* Challenge: Scan the listing below. Report each line that includes "använder".

-*-*-

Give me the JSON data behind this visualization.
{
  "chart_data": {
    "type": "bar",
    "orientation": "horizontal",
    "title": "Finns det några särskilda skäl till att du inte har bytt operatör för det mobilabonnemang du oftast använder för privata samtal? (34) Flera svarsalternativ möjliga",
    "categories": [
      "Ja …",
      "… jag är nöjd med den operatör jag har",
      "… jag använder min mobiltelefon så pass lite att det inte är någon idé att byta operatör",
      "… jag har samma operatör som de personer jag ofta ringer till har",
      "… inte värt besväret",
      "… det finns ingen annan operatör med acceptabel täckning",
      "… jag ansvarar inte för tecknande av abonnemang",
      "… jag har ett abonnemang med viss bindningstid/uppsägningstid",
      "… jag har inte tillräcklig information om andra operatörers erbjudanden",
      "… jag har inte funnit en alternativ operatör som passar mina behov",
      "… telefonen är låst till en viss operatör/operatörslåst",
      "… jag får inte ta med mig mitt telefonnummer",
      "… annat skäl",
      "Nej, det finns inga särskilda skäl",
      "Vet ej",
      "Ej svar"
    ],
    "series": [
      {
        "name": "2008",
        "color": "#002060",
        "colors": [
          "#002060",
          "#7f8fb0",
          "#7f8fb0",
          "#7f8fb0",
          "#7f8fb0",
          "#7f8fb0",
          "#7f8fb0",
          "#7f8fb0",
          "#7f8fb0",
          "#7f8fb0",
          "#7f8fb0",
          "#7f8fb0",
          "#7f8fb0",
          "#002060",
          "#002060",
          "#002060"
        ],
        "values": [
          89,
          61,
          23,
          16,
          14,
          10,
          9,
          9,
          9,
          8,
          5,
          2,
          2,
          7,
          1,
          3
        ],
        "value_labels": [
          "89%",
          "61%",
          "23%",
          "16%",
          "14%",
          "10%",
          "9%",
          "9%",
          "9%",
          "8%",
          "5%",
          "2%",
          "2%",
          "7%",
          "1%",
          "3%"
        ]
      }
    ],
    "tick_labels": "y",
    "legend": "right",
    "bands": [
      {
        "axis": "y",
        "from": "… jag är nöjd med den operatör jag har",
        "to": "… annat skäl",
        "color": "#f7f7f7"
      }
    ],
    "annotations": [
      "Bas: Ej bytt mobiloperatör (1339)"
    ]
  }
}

-*-*-

* Complete response:
    "title": "Finns det några särskilda skäl till att du inte har bytt operatör för det mobilabonnemang du oftast använder för privata samtal? (34) Flera svarsalternativ möjliga",
      "… jag använder min mobiltelefon så pass lite att det inte är någon idé att byta operatör",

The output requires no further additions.